═════ Data for processing

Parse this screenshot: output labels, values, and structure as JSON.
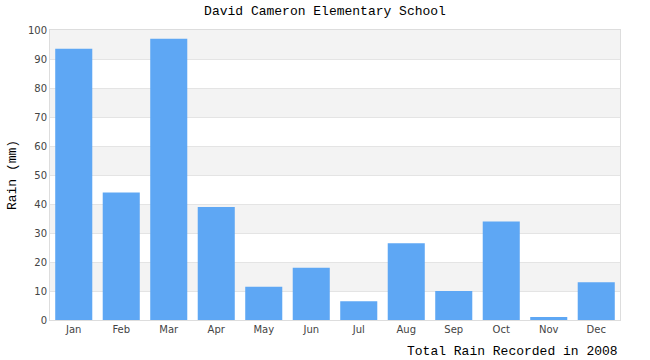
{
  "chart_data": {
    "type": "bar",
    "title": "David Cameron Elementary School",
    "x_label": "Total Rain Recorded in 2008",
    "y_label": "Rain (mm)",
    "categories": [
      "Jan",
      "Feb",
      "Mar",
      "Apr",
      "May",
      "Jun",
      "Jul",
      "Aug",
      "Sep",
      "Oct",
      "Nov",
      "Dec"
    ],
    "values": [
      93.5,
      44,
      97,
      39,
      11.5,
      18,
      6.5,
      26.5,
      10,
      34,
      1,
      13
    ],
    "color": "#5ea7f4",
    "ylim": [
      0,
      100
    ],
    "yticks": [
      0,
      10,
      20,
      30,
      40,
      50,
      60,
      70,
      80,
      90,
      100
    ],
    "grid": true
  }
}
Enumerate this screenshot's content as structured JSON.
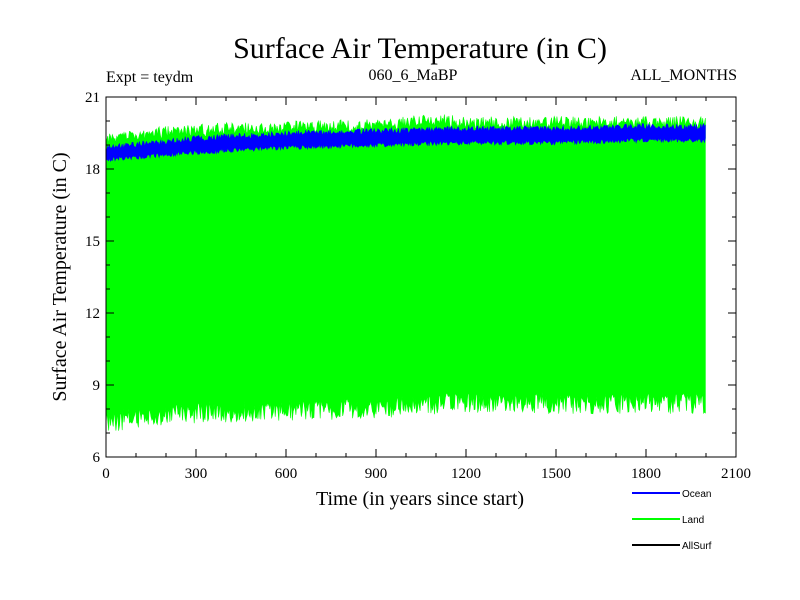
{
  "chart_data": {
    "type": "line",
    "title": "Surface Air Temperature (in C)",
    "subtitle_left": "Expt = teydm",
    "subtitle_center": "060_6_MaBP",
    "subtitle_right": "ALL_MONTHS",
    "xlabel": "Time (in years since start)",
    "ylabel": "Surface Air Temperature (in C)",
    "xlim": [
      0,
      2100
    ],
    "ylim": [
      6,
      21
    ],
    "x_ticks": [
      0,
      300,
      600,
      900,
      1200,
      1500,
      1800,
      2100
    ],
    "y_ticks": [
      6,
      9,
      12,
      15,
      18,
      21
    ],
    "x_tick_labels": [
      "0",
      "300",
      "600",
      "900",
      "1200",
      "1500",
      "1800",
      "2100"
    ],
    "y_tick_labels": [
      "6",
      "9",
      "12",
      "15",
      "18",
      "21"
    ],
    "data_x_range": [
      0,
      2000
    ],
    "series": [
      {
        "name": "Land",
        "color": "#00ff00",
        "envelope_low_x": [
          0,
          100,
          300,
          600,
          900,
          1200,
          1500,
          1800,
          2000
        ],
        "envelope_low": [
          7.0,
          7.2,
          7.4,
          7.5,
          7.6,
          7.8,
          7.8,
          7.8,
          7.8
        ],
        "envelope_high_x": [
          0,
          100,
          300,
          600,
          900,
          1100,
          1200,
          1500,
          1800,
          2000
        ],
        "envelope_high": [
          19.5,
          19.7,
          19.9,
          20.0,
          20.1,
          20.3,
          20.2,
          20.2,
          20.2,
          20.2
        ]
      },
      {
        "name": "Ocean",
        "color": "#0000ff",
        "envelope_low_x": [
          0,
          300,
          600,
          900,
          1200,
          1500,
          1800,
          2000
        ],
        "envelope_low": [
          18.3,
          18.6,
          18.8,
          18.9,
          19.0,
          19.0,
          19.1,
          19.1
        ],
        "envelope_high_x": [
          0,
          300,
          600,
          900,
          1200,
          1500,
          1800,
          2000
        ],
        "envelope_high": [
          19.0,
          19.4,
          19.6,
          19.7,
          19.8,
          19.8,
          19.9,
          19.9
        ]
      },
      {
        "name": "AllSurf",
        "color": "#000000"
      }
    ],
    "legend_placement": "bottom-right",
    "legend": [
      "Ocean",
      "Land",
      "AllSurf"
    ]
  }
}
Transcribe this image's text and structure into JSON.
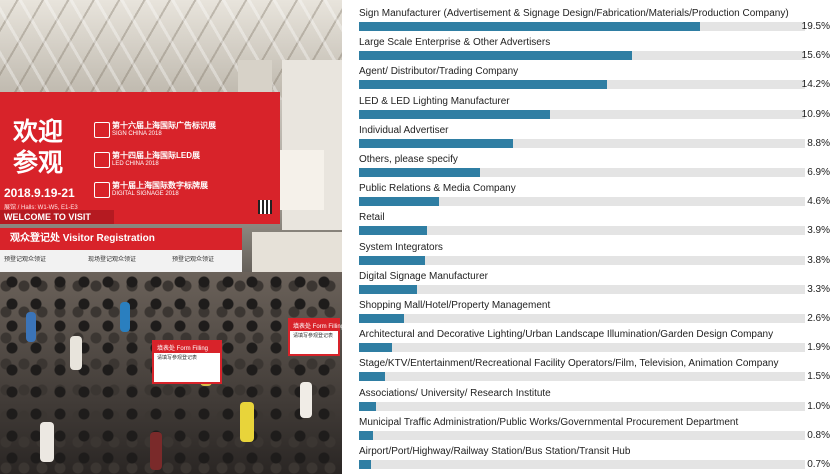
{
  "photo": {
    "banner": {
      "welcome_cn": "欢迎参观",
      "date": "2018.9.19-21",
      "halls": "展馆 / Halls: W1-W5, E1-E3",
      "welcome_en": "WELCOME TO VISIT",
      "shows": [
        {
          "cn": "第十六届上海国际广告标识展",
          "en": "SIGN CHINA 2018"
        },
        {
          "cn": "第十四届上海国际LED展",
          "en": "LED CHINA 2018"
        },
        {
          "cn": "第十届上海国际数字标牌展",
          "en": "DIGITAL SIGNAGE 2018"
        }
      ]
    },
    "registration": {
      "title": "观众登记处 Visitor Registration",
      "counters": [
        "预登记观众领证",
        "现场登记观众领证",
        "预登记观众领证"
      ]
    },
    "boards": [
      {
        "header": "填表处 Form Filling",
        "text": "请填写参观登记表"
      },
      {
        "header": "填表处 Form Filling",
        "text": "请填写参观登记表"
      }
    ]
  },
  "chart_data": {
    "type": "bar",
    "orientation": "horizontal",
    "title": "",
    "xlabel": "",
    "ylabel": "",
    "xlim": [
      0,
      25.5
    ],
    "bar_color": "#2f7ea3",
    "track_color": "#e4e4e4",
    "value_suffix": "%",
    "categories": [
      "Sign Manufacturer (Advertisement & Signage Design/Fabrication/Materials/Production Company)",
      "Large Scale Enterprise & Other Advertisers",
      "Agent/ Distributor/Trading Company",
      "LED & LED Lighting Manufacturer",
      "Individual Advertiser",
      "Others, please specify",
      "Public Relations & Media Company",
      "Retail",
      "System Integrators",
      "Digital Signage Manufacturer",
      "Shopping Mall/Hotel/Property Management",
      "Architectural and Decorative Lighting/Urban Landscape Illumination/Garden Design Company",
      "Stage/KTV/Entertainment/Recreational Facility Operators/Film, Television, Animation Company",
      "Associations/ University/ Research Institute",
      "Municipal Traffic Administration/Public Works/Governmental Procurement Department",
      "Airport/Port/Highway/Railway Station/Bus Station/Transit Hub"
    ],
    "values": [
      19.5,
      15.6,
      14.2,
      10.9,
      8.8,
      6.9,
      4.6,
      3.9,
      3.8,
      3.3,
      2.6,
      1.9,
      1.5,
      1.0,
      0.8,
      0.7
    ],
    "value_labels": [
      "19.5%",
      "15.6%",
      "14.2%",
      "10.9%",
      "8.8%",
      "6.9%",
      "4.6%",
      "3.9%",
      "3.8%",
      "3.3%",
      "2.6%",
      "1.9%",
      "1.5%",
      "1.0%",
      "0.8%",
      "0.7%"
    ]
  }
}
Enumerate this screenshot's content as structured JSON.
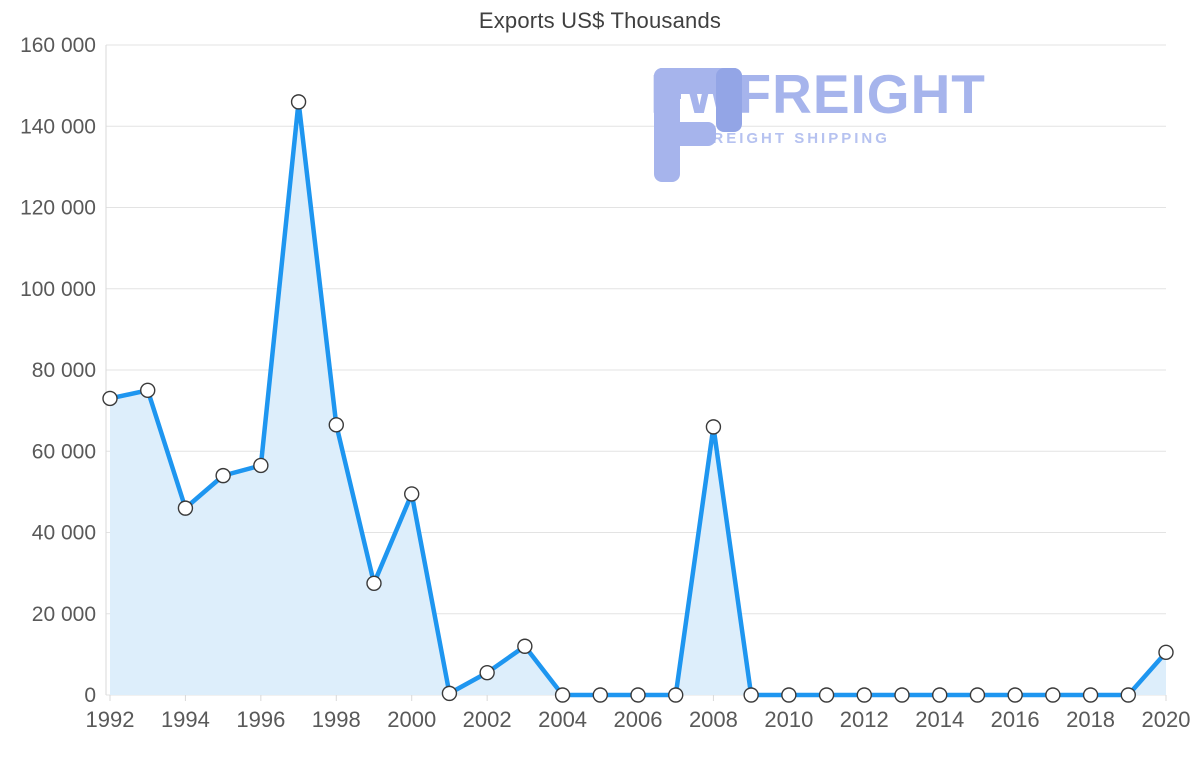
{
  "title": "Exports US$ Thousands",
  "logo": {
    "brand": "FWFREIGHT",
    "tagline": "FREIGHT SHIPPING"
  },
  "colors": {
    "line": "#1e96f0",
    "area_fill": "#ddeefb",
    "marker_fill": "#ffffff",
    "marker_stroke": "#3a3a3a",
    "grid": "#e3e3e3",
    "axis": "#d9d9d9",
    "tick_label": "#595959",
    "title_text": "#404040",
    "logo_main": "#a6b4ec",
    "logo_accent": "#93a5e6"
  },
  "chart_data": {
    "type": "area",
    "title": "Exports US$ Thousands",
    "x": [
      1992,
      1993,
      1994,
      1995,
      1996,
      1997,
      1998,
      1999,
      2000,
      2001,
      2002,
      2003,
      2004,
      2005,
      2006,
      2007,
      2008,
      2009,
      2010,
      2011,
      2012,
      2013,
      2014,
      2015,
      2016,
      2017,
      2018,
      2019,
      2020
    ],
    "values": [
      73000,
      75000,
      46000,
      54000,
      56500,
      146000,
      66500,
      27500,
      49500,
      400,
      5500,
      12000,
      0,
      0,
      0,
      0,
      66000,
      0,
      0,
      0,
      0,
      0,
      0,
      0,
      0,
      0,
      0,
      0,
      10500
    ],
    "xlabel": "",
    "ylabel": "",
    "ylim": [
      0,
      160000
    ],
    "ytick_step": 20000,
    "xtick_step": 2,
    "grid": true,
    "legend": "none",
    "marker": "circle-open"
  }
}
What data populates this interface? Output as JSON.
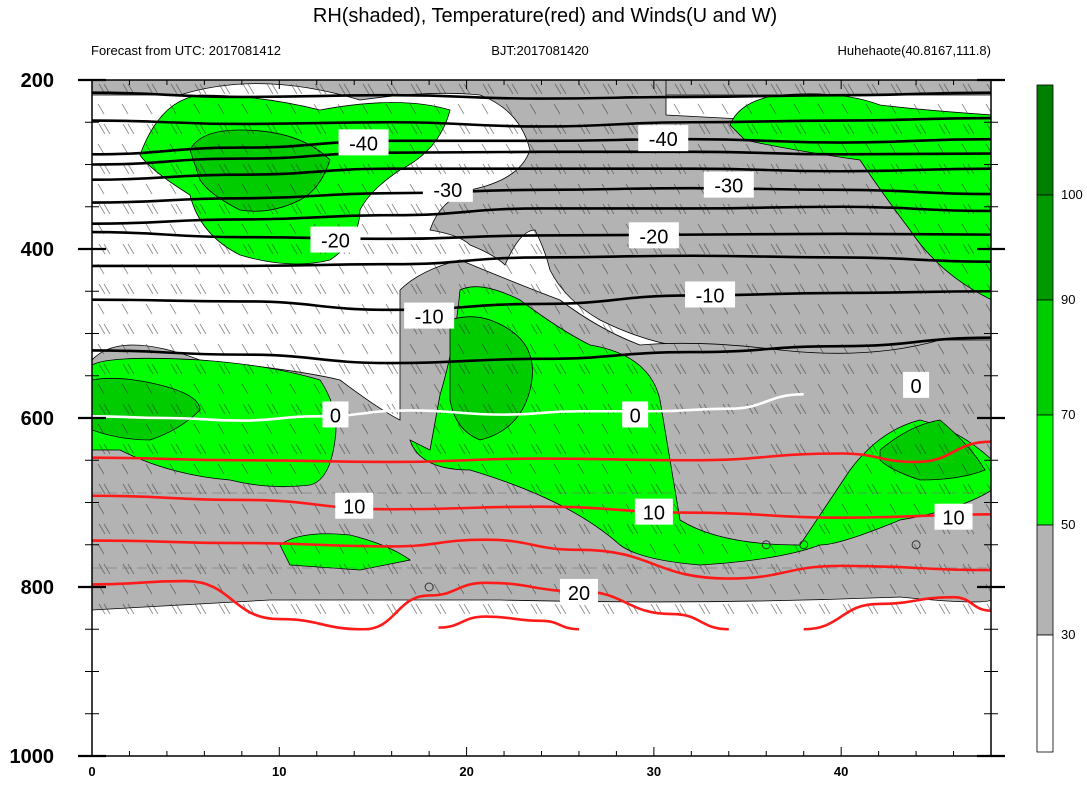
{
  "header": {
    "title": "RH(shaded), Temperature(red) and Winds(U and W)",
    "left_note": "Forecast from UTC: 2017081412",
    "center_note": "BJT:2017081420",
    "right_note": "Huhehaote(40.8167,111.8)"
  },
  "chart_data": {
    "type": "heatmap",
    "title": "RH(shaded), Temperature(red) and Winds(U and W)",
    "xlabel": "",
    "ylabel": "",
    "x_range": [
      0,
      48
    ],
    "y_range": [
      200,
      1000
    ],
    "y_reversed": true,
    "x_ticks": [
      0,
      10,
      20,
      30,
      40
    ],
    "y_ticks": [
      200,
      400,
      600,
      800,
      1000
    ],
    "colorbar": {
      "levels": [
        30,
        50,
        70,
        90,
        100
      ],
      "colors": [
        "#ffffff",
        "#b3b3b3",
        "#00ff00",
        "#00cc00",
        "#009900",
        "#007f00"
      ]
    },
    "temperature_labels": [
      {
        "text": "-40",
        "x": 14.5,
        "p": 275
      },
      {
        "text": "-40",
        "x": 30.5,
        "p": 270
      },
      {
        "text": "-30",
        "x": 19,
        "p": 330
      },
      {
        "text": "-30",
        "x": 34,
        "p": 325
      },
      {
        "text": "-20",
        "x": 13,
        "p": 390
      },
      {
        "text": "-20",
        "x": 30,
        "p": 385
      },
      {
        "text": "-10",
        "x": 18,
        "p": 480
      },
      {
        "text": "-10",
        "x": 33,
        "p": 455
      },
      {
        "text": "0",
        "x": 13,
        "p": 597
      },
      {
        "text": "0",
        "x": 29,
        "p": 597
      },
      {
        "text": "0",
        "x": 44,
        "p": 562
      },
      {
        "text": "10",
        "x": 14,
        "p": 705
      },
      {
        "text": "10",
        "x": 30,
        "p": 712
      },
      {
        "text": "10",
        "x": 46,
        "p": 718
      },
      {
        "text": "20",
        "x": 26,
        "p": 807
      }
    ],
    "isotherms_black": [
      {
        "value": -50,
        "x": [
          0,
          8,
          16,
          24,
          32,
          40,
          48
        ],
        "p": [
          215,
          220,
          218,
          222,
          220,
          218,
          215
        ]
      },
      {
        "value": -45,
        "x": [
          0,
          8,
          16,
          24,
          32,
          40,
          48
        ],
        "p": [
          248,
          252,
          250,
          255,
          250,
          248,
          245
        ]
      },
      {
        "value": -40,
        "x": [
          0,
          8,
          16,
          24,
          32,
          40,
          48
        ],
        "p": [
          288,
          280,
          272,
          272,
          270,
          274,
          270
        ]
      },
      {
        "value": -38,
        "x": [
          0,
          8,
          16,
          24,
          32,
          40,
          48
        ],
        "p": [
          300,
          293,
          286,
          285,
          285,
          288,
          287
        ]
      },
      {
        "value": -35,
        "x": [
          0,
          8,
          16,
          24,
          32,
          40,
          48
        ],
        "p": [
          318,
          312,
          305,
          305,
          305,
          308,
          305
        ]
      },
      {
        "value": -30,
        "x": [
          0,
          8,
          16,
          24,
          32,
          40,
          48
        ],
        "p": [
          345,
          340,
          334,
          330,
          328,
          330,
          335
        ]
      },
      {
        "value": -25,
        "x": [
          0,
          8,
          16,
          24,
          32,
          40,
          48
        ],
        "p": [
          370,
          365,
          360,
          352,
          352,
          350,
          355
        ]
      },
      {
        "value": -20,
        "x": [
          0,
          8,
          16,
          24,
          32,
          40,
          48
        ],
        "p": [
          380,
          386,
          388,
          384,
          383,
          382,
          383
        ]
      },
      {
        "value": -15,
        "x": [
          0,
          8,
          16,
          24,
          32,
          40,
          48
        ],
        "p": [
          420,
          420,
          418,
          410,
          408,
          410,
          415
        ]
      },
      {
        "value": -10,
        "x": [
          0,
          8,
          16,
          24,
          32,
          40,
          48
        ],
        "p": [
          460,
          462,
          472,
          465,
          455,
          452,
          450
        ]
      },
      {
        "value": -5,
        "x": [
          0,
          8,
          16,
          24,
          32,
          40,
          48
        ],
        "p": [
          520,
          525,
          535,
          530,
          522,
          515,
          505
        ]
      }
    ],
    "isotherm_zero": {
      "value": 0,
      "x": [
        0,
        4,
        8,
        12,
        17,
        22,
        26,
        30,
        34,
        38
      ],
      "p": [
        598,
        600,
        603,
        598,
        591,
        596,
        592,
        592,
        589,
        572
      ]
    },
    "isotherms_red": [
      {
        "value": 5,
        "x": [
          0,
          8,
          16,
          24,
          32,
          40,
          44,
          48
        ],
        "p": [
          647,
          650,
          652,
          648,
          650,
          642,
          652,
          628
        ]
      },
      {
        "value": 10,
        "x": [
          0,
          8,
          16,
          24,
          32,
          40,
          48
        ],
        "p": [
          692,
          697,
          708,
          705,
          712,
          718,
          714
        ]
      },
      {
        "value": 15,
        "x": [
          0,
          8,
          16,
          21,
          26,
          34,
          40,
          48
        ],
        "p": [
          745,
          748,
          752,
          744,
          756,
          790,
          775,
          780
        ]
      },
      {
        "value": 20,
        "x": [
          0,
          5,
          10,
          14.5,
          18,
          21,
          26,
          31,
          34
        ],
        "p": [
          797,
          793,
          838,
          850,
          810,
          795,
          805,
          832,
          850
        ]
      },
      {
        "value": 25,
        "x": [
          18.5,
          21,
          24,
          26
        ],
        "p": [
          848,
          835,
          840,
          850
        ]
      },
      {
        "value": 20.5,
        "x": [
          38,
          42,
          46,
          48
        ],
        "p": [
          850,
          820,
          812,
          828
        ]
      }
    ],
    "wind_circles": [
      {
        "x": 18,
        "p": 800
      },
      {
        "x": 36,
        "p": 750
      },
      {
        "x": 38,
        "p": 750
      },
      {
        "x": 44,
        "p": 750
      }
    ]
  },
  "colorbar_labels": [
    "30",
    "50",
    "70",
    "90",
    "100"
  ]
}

══════════

■ Work to complete:
Wherever "JSON" shows up in a line, copy that line.

■ Full answer:
Parse this screenshot: output labels, values, and structure as JSON.
Enumerate this screenshot's content as structured JSON.
Transcribe this image's text and structure into JSON.
Enumerate this screenshot's content as structured JSON.
What data populates this interface? Output as JSON.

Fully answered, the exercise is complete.